→ EXERCISE REQUIREMENTS
Output an exact reproduction of the data.

Part of a data file
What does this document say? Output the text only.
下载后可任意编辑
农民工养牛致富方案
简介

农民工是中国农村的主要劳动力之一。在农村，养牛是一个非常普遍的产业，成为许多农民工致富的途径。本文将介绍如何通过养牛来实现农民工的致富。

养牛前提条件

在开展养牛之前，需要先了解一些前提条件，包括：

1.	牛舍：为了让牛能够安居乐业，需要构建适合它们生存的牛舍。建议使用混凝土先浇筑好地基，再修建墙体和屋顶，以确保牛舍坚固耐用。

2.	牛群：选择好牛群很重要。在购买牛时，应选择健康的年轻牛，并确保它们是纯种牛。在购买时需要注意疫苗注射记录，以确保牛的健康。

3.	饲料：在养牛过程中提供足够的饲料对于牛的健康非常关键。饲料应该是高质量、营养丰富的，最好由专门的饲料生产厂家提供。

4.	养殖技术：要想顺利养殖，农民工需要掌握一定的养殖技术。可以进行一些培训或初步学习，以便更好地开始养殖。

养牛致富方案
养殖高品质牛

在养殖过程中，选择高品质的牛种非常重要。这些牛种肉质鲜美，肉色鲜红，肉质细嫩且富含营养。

→ ANSWER TO THIS PROBLEM
What does this document say? Output the text only.
下载后可任意编辑
农民工养牛致富方案
简介

农民工是中国农村的主要劳动力之一。在农村，养牛是一个非常普遍的产业，成为许多农民工致富的途径。本文将介绍如何通过养牛来实现农民工的致富。

养牛前提条件

在开展养牛之前，需要先了解一些前提条件，包括：

1.	牛舍：为了让牛能够安居乐业，需要构建适合它们生存的牛舍。建议使用混凝土先浇筑好地基，再修建墙体和屋顶，以确保牛舍坚固耐用。

2.	牛群：选择好牛群很重要。在购买牛时，应选择健康的年轻牛，并确保它们是纯种牛。在购买时需要注意疫苗注射记录，以确保牛的健康。

3.	饲料：在养牛过程中提供足够的饲料对于牛的健康非常关键。饲料应该是高质量、营养丰富的，最好由专门的饲料生产厂家提供。

4.	养殖技术：要想顺利养殖，农民工需要掌握一定的养殖技术。可以进行一些培训或初步学习，以便更好地开始养殖。

养牛致富方案
养殖高品质牛

在养殖过程中，选择高品质的牛种非常重要。这些牛种肉质鲜美，肉色鲜红，肉质细嫩且富含营养。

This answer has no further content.